**What to do**
a. In the article on iPhone adoption in the enterprise, update the part that opens with the words containing "According to Gold, the" and closes with "the user community.", replacing "critical mass" with "tipping point".
b. Answer these questions using the article on iPhone adoption in the enterprise.
(i) On what date did Jack Gold write his research note?
(ii) Which software needed on a PC do many enterprises prevent from being installed?
(iii) What does the iPhone lack that inhibits many users?
c. Carry on the article about iPhone adoption in the enterprise from its final sentence.

**Selected extract**
Though BlackBerry smartphones are the de facto mobile devices in most enterprises, many iPhone owners are still pushing for IT to support their handsets. Unfortunately for them, analyst Jack Gold of J. Gold Associates wrote in a Jan. 13 research note, iPhone adoption in the enterprise is more likely to be a “long, slow burn rather than a tsunami.”
According to Gold, the majority of IT departments are reactive, rather than proactive, and in order for them to support a new device, a “critical mass” must be reached and intense pressure must be felt from the user community.
Given this, “One of the key issues for broader iPhone adoption is: Will the end users find a way to circumvent the IT infrastructure and use the device anyway?” Gold wrote, pointing to issues that make circumvention difficult, such as the need for iTunes on a PC, which many enterprises prevent from being installed.
For iPhones to be welcomed into enterprises, Gold wrote, the likely key will be enterprise applications.
“I expect that the lead for iPhone adoption in big companies will be through business apps, and not through e-mail. BlackBerry is more than adequate for most companies, where e-mail [is] concerned, and the lack of a hard keyboard on the iPhone is actually an inhibitor for many users,” Gold wrote in the note. “But [access to] apps, with iPhone’s user-friendly navigation and interactivity, is a highly desirable capability that users could quickly adopt.”
But if today it’s the iPhone they want, tomorrow will it be the Droid?
In making way for the iPhone, Gold said, enterprises should plan on making it easier to support subsequent mobile operating systems as well.
“That likely means less of a constituency forced to stay on one device due to the investment, and more of an open policy of supporting many device types,” Gold wrote.

**Record excerpts**
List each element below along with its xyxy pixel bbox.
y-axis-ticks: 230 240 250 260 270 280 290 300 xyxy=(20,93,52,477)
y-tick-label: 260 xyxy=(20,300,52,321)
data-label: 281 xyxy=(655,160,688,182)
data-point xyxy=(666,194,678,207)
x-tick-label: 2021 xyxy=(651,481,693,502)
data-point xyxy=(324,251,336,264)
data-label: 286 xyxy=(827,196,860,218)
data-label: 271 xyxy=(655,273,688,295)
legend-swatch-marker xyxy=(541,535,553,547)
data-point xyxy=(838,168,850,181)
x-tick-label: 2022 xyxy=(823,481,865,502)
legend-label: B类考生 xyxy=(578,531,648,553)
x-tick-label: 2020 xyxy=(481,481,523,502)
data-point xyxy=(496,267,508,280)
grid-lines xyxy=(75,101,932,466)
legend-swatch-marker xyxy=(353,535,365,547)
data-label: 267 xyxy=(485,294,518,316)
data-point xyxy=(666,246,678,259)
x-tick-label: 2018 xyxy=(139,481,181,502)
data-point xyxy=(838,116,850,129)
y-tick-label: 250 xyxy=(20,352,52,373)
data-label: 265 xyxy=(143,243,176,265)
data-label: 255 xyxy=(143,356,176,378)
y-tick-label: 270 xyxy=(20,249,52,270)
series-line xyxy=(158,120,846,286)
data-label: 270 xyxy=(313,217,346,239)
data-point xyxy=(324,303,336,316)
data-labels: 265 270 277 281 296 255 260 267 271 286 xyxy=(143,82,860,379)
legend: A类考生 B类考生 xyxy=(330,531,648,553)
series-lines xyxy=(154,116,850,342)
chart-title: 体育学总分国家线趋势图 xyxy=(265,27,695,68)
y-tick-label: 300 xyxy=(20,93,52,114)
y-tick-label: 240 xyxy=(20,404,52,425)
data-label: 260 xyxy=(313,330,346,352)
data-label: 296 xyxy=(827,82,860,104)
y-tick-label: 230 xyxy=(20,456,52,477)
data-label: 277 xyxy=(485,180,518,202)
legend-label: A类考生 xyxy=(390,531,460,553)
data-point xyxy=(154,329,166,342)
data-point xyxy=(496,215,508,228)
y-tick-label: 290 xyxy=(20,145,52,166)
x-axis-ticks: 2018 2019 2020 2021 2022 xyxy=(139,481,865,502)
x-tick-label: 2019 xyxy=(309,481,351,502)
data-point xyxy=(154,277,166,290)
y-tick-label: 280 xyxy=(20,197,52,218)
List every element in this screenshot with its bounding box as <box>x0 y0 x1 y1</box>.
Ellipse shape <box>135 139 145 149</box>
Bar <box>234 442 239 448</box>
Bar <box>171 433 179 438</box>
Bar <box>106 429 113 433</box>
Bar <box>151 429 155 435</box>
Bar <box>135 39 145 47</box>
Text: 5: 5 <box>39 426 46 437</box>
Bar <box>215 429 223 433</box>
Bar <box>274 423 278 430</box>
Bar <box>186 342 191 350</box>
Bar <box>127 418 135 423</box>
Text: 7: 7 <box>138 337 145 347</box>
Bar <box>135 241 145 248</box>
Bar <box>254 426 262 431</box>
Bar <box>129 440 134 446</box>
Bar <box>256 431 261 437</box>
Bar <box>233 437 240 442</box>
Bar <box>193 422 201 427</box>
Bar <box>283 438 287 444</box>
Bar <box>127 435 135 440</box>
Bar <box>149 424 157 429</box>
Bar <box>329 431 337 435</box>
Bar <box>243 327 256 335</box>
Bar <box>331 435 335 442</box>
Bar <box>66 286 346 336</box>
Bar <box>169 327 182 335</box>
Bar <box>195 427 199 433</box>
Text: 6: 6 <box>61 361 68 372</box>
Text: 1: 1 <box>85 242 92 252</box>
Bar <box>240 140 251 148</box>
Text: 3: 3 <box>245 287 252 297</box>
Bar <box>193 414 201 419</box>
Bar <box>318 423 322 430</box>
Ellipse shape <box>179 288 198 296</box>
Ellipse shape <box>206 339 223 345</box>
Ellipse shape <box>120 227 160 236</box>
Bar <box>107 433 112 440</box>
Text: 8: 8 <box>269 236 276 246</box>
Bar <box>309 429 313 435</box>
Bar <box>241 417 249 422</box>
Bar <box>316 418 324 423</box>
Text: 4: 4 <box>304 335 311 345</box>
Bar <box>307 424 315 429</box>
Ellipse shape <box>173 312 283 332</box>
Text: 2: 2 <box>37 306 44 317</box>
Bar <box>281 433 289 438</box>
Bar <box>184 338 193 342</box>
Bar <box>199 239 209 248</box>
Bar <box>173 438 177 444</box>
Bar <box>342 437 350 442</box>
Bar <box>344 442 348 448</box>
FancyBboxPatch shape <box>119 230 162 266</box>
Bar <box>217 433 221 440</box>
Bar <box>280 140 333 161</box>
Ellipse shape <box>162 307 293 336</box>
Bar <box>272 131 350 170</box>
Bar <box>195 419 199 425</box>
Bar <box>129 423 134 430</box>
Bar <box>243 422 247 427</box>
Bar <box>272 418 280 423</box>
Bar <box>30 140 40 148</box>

**Responses for each task**
a.
According to Gold, the majority of IT departments are reactive, rather than proactive, and in order for them to support a new device, a “tipping point” must be reached and intense pressure must be felt from the user community.

b.
(i) Jan. 13
(ii) iTunes
(iii) A hard keyboard

c.
Still, BlackBerry maker Research In Motion shouldn’t worry just yet about losing market share to the iPhone, given how slow enterprises are to make changes. And, as long as the iPhone is still exclusive to AT&T, few enterprises are “currently AT&T-focused,” Gold wrote, which doesn’t help with iPhone uptake.
“I know some people who are major fans of the iPhone want to see a more short-term upside for enterprise deployments, but I just don’t see a rapid change in the enterprise market,” Gold concluded.
With the June 2009 release of Version 3.0 of the iPhone software, many believe that Apple made the iPhone more appropriate for enterprise use.
A June report from research company Forrester found that iPhone users are more “mobile-inclined” than other device owners, meaning for example that they e-mail and go online more frequently.
Forrester also revealed in a report issued Jan. 6, 2010, that enterprise workers who use iPhones for business purposes are more likely to pay part or all of their monthly service bills themselves, while enterprises are more likely to pay for BlackBerry bills.